*Problem to work on:* From the entries below, copy every line holding the word "this".

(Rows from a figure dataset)
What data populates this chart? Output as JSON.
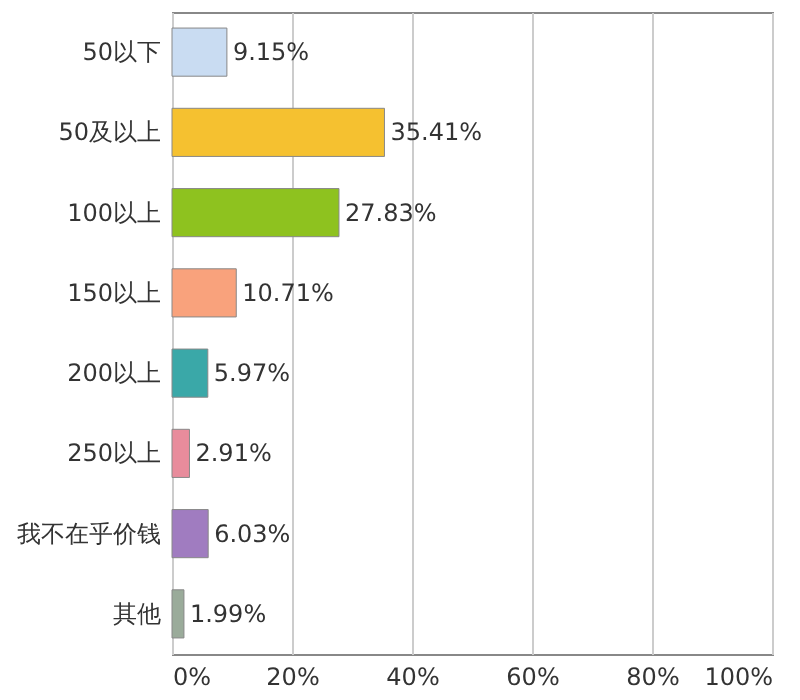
{
  "chart_data": {
    "type": "bar",
    "orientation": "horizontal",
    "categories": [
      "50以下",
      "50及以上",
      "100以上",
      "150以上",
      "200以上",
      "250以上",
      "我不在乎价钱",
      "其他"
    ],
    "values": [
      9.15,
      35.41,
      27.83,
      10.71,
      5.97,
      2.91,
      6.03,
      1.99
    ],
    "value_labels": [
      "9.15%",
      "35.41%",
      "27.83%",
      "10.71%",
      "5.97%",
      "2.91%",
      "6.03%",
      "1.99%"
    ],
    "colors": [
      "#c9dcf2",
      "#f5c130",
      "#8ec21f",
      "#f9a27c",
      "#3aa8a8",
      "#e88c9c",
      "#a07cc0",
      "#9aab9a"
    ],
    "xlim": [
      0,
      100
    ],
    "xticks": [
      {
        "value": 0,
        "label": "0%"
      },
      {
        "value": 20,
        "label": "20%"
      },
      {
        "value": 40,
        "label": "40%"
      },
      {
        "value": 60,
        "label": "60%"
      },
      {
        "value": 80,
        "label": "80%"
      },
      {
        "value": 100,
        "label": "100%"
      }
    ],
    "grid": "x"
  }
}
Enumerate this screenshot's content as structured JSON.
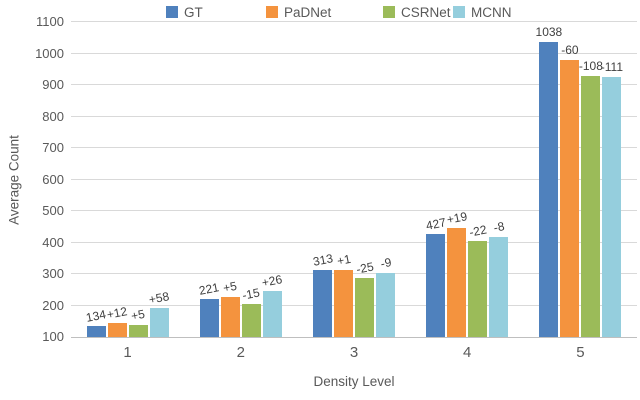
{
  "chart_data": {
    "type": "bar",
    "title": "",
    "xlabel": "Density Level",
    "ylabel": "Average Count",
    "categories": [
      "1",
      "2",
      "3",
      "4",
      "5"
    ],
    "ylim": [
      100,
      1100
    ],
    "ytick_step": 100,
    "grid": true,
    "legend_position": "top",
    "series": [
      {
        "name": "GT",
        "color": "#4F81BD",
        "values": [
          134,
          221,
          313,
          427,
          1038
        ],
        "labels": [
          "134",
          "221",
          "313",
          "427",
          "1038"
        ]
      },
      {
        "name": "PaDNet",
        "color": "#F4933E",
        "values": [
          146,
          226,
          314,
          446,
          978
        ],
        "labels": [
          "+12",
          "+5",
          "+1",
          "+19",
          "-60"
        ]
      },
      {
        "name": "CSRNet",
        "color": "#9BBB59",
        "values": [
          139,
          206,
          288,
          405,
          930
        ],
        "labels": [
          "+5",
          "-15",
          "-25",
          "-22",
          "-108"
        ]
      },
      {
        "name": "MCNN",
        "color": "#95CEDD",
        "values": [
          192,
          247,
          304,
          419,
          927
        ],
        "labels": [
          "+58",
          "+26",
          "-9",
          "-8",
          "-111"
        ]
      }
    ],
    "colors": {
      "gridline": "#D9D9D9",
      "axis_line": "#BFBFBF",
      "tick_text": "#595959",
      "value_label_text": "#404040"
    }
  }
}
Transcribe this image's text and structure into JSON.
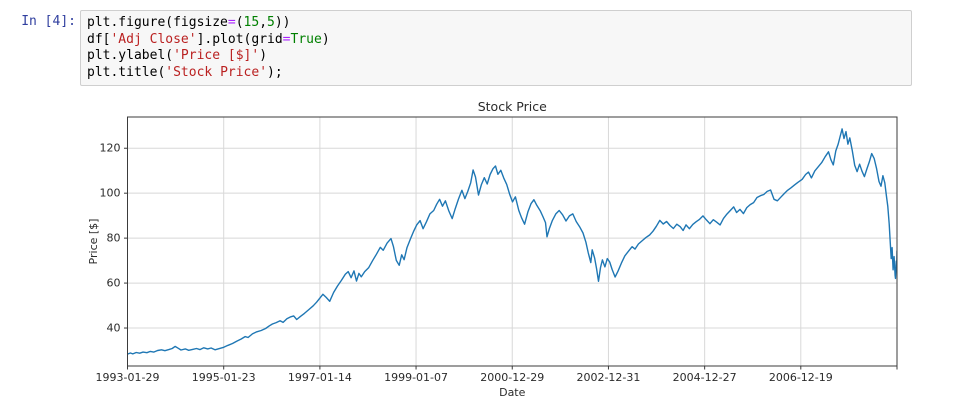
{
  "notebook": {
    "prompt": "In [4]:",
    "prompt_color": "#303F9F",
    "cell_background": "#f7f7f7",
    "cell_border_color": "#cfcfcf",
    "syntax_colors": {
      "plain": "#000000",
      "string": "#BA2121",
      "number": "#008000",
      "keyword": "#008000",
      "operator": "#AA22FF"
    },
    "code_lines": [
      [
        {
          "t": "plt.figure(figsize",
          "c": "plain"
        },
        {
          "t": "=",
          "c": "operator"
        },
        {
          "t": "(",
          "c": "plain"
        },
        {
          "t": "15",
          "c": "number"
        },
        {
          "t": ",",
          "c": "plain"
        },
        {
          "t": "5",
          "c": "number"
        },
        {
          "t": "))",
          "c": "plain"
        }
      ],
      [
        {
          "t": "df[",
          "c": "plain"
        },
        {
          "t": "'Adj Close'",
          "c": "string"
        },
        {
          "t": "].plot(grid",
          "c": "plain"
        },
        {
          "t": "=",
          "c": "operator"
        },
        {
          "t": "True",
          "c": "keyword"
        },
        {
          "t": ")",
          "c": "plain"
        }
      ],
      [
        {
          "t": "plt.ylabel(",
          "c": "plain"
        },
        {
          "t": "'Price [$]'",
          "c": "string"
        },
        {
          "t": ")",
          "c": "plain"
        }
      ],
      [
        {
          "t": "plt.title(",
          "c": "plain"
        },
        {
          "t": "'Stock Price'",
          "c": "string"
        },
        {
          "t": ");",
          "c": "plain"
        }
      ]
    ]
  },
  "chart_data": {
    "type": "line",
    "title": "Stock Price",
    "xlabel": "Date",
    "ylabel": "Price [$]",
    "grid": true,
    "legend": "none",
    "x_range": [
      1993.08,
      2008.91
    ],
    "y_range": [
      23.1,
      133.9
    ],
    "y_ticks": [
      40,
      60,
      80,
      100,
      120
    ],
    "x_ticks": [
      {
        "t": 1993.08,
        "label": "1993-01-29"
      },
      {
        "t": 1995.059,
        "label": "1995-01-23"
      },
      {
        "t": 1997.038,
        "label": "1997-01-14"
      },
      {
        "t": 1999.016,
        "label": "1999-01-07"
      },
      {
        "t": 2000.995,
        "label": "2000-12-29"
      },
      {
        "t": 2002.974,
        "label": "2002-12-31"
      },
      {
        "t": 2004.953,
        "label": "2004-12-27"
      },
      {
        "t": 2006.931,
        "label": "2006-12-19"
      },
      {
        "t": 2008.91,
        "label": ""
      }
    ],
    "colors": {
      "line": "#1f77b4",
      "grid": "#d8d8d8",
      "spine": "#3b3b3b",
      "text": "#2b2b2b"
    },
    "series": [
      {
        "name": "Adj Close",
        "points": [
          [
            1993.08,
            28.4
          ],
          [
            1993.14,
            28.9
          ],
          [
            1993.19,
            28.5
          ],
          [
            1993.26,
            29.1
          ],
          [
            1993.33,
            28.8
          ],
          [
            1993.4,
            29.3
          ],
          [
            1993.48,
            29.0
          ],
          [
            1993.55,
            29.6
          ],
          [
            1993.62,
            29.3
          ],
          [
            1993.7,
            30.0
          ],
          [
            1993.78,
            30.3
          ],
          [
            1993.85,
            29.9
          ],
          [
            1993.93,
            30.4
          ],
          [
            1994.0,
            30.9
          ],
          [
            1994.06,
            31.8
          ],
          [
            1994.12,
            31.0
          ],
          [
            1994.18,
            30.2
          ],
          [
            1994.27,
            30.7
          ],
          [
            1994.34,
            30.1
          ],
          [
            1994.42,
            30.5
          ],
          [
            1994.5,
            30.9
          ],
          [
            1994.57,
            30.4
          ],
          [
            1994.65,
            31.2
          ],
          [
            1994.73,
            30.7
          ],
          [
            1994.8,
            31.1
          ],
          [
            1994.88,
            30.3
          ],
          [
            1994.96,
            30.8
          ],
          [
            1995.06,
            31.4
          ],
          [
            1995.15,
            32.3
          ],
          [
            1995.24,
            33.1
          ],
          [
            1995.33,
            34.2
          ],
          [
            1995.42,
            35.1
          ],
          [
            1995.5,
            36.2
          ],
          [
            1995.56,
            35.8
          ],
          [
            1995.65,
            37.4
          ],
          [
            1995.74,
            38.3
          ],
          [
            1995.83,
            38.9
          ],
          [
            1995.92,
            39.8
          ],
          [
            1996.0,
            41.0
          ],
          [
            1996.06,
            41.8
          ],
          [
            1996.14,
            42.4
          ],
          [
            1996.22,
            43.2
          ],
          [
            1996.28,
            42.5
          ],
          [
            1996.36,
            44.1
          ],
          [
            1996.44,
            45.0
          ],
          [
            1996.5,
            45.4
          ],
          [
            1996.56,
            43.8
          ],
          [
            1996.64,
            45.2
          ],
          [
            1996.72,
            46.5
          ],
          [
            1996.81,
            48.2
          ],
          [
            1996.9,
            49.9
          ],
          [
            1996.97,
            51.5
          ],
          [
            1997.04,
            53.4
          ],
          [
            1997.1,
            55.0
          ],
          [
            1997.17,
            53.6
          ],
          [
            1997.24,
            51.9
          ],
          [
            1997.32,
            55.8
          ],
          [
            1997.4,
            58.7
          ],
          [
            1997.48,
            61.2
          ],
          [
            1997.56,
            63.9
          ],
          [
            1997.62,
            65.1
          ],
          [
            1997.68,
            62.4
          ],
          [
            1997.74,
            65.4
          ],
          [
            1997.79,
            60.9
          ],
          [
            1997.84,
            64.3
          ],
          [
            1997.89,
            62.8
          ],
          [
            1997.96,
            65.1
          ],
          [
            1998.04,
            66.8
          ],
          [
            1998.12,
            69.9
          ],
          [
            1998.2,
            72.8
          ],
          [
            1998.28,
            75.9
          ],
          [
            1998.34,
            74.6
          ],
          [
            1998.42,
            77.8
          ],
          [
            1998.5,
            79.8
          ],
          [
            1998.55,
            76.3
          ],
          [
            1998.61,
            70.1
          ],
          [
            1998.67,
            67.9
          ],
          [
            1998.72,
            72.6
          ],
          [
            1998.77,
            70.4
          ],
          [
            1998.83,
            75.8
          ],
          [
            1998.9,
            79.6
          ],
          [
            1998.97,
            83.2
          ],
          [
            1999.03,
            85.9
          ],
          [
            1999.1,
            87.8
          ],
          [
            1999.16,
            84.2
          ],
          [
            1999.23,
            87.3
          ],
          [
            1999.3,
            90.8
          ],
          [
            1999.38,
            92.3
          ],
          [
            1999.44,
            95.1
          ],
          [
            1999.5,
            97.3
          ],
          [
            1999.56,
            94.2
          ],
          [
            1999.62,
            96.6
          ],
          [
            1999.69,
            92.1
          ],
          [
            1999.76,
            88.7
          ],
          [
            1999.82,
            92.9
          ],
          [
            1999.89,
            97.4
          ],
          [
            1999.96,
            101.3
          ],
          [
            2000.02,
            97.6
          ],
          [
            2000.08,
            100.8
          ],
          [
            2000.14,
            104.6
          ],
          [
            2000.19,
            110.3
          ],
          [
            2000.24,
            107.2
          ],
          [
            2000.3,
            99.2
          ],
          [
            2000.36,
            103.8
          ],
          [
            2000.42,
            106.9
          ],
          [
            2000.48,
            104.1
          ],
          [
            2000.54,
            108.3
          ],
          [
            2000.6,
            110.9
          ],
          [
            2000.65,
            112.1
          ],
          [
            2000.7,
            108.4
          ],
          [
            2000.76,
            110.2
          ],
          [
            2000.82,
            106.8
          ],
          [
            2000.88,
            103.9
          ],
          [
            2000.94,
            99.6
          ],
          [
            2001.0,
            96.1
          ],
          [
            2001.06,
            98.4
          ],
          [
            2001.13,
            92.3
          ],
          [
            2001.19,
            88.9
          ],
          [
            2001.25,
            86.2
          ],
          [
            2001.32,
            91.8
          ],
          [
            2001.38,
            95.3
          ],
          [
            2001.44,
            97.1
          ],
          [
            2001.5,
            94.6
          ],
          [
            2001.57,
            92.2
          ],
          [
            2001.63,
            89.4
          ],
          [
            2001.68,
            86.9
          ],
          [
            2001.71,
            80.6
          ],
          [
            2001.76,
            84.3
          ],
          [
            2001.82,
            87.9
          ],
          [
            2001.89,
            90.8
          ],
          [
            2001.96,
            92.3
          ],
          [
            2002.03,
            90.4
          ],
          [
            2002.1,
            87.6
          ],
          [
            2002.17,
            89.9
          ],
          [
            2002.24,
            90.8
          ],
          [
            2002.31,
            87.4
          ],
          [
            2002.38,
            85.1
          ],
          [
            2002.45,
            82.3
          ],
          [
            2002.51,
            78.2
          ],
          [
            2002.56,
            73.4
          ],
          [
            2002.61,
            69.1
          ],
          [
            2002.64,
            74.8
          ],
          [
            2002.69,
            71.2
          ],
          [
            2002.73,
            66.3
          ],
          [
            2002.77,
            60.8
          ],
          [
            2002.81,
            66.9
          ],
          [
            2002.85,
            70.3
          ],
          [
            2002.9,
            67.2
          ],
          [
            2002.95,
            70.9
          ],
          [
            2003.0,
            69.4
          ],
          [
            2003.05,
            66.1
          ],
          [
            2003.11,
            62.7
          ],
          [
            2003.17,
            65.3
          ],
          [
            2003.24,
            68.9
          ],
          [
            2003.31,
            72.1
          ],
          [
            2003.39,
            74.3
          ],
          [
            2003.46,
            76.2
          ],
          [
            2003.52,
            75.1
          ],
          [
            2003.59,
            77.4
          ],
          [
            2003.67,
            78.9
          ],
          [
            2003.74,
            80.2
          ],
          [
            2003.82,
            81.4
          ],
          [
            2003.89,
            83.1
          ],
          [
            2003.96,
            85.3
          ],
          [
            2004.03,
            87.9
          ],
          [
            2004.1,
            86.3
          ],
          [
            2004.17,
            87.4
          ],
          [
            2004.24,
            85.6
          ],
          [
            2004.31,
            84.3
          ],
          [
            2004.38,
            86.2
          ],
          [
            2004.45,
            85.1
          ],
          [
            2004.51,
            83.4
          ],
          [
            2004.57,
            85.9
          ],
          [
            2004.64,
            84.2
          ],
          [
            2004.71,
            86.1
          ],
          [
            2004.78,
            87.3
          ],
          [
            2004.85,
            88.4
          ],
          [
            2004.92,
            89.9
          ],
          [
            2004.99,
            88.1
          ],
          [
            2005.06,
            86.4
          ],
          [
            2005.13,
            88.2
          ],
          [
            2005.2,
            87.1
          ],
          [
            2005.27,
            85.9
          ],
          [
            2005.34,
            88.8
          ],
          [
            2005.41,
            90.7
          ],
          [
            2005.48,
            92.3
          ],
          [
            2005.55,
            93.9
          ],
          [
            2005.61,
            91.4
          ],
          [
            2005.68,
            92.8
          ],
          [
            2005.75,
            90.9
          ],
          [
            2005.82,
            93.6
          ],
          [
            2005.89,
            94.9
          ],
          [
            2005.96,
            95.8
          ],
          [
            2006.03,
            98.1
          ],
          [
            2006.1,
            98.9
          ],
          [
            2006.17,
            99.4
          ],
          [
            2006.24,
            100.8
          ],
          [
            2006.31,
            101.4
          ],
          [
            2006.38,
            97.3
          ],
          [
            2006.45,
            96.6
          ],
          [
            2006.52,
            98.2
          ],
          [
            2006.59,
            99.8
          ],
          [
            2006.66,
            101.3
          ],
          [
            2006.73,
            102.4
          ],
          [
            2006.8,
            103.6
          ],
          [
            2006.87,
            104.8
          ],
          [
            2006.96,
            106.2
          ],
          [
            2007.03,
            108.3
          ],
          [
            2007.09,
            109.4
          ],
          [
            2007.15,
            106.8
          ],
          [
            2007.22,
            109.9
          ],
          [
            2007.29,
            111.8
          ],
          [
            2007.36,
            113.6
          ],
          [
            2007.43,
            116.2
          ],
          [
            2007.5,
            118.4
          ],
          [
            2007.55,
            114.9
          ],
          [
            2007.6,
            112.6
          ],
          [
            2007.65,
            118.8
          ],
          [
            2007.7,
            121.9
          ],
          [
            2007.74,
            125.2
          ],
          [
            2007.78,
            128.6
          ],
          [
            2007.82,
            124.3
          ],
          [
            2007.86,
            127.4
          ],
          [
            2007.9,
            121.8
          ],
          [
            2007.94,
            124.6
          ],
          [
            2007.99,
            118.9
          ],
          [
            2008.04,
            112.4
          ],
          [
            2008.09,
            109.6
          ],
          [
            2008.14,
            112.9
          ],
          [
            2008.19,
            109.8
          ],
          [
            2008.24,
            107.4
          ],
          [
            2008.29,
            110.8
          ],
          [
            2008.34,
            113.9
          ],
          [
            2008.39,
            117.6
          ],
          [
            2008.44,
            115.4
          ],
          [
            2008.49,
            110.9
          ],
          [
            2008.54,
            105.2
          ],
          [
            2008.58,
            103.1
          ],
          [
            2008.62,
            107.8
          ],
          [
            2008.66,
            104.6
          ],
          [
            2008.69,
            99.2
          ],
          [
            2008.72,
            94.1
          ],
          [
            2008.75,
            86.3
          ],
          [
            2008.77,
            78.4
          ],
          [
            2008.79,
            70.9
          ],
          [
            2008.81,
            75.8
          ],
          [
            2008.83,
            65.9
          ],
          [
            2008.85,
            71.8
          ],
          [
            2008.87,
            63.4
          ],
          [
            2008.88,
            62.1
          ],
          [
            2008.895,
            69.8
          ],
          [
            2008.903,
            66.9
          ],
          [
            2008.91,
            74.3
          ]
        ]
      }
    ]
  }
}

*Task result:*
What data populates this chart? Output as JSON.
Enumerate this screenshot's content as structured JSON.
Transcribe this image's text and structure into JSON.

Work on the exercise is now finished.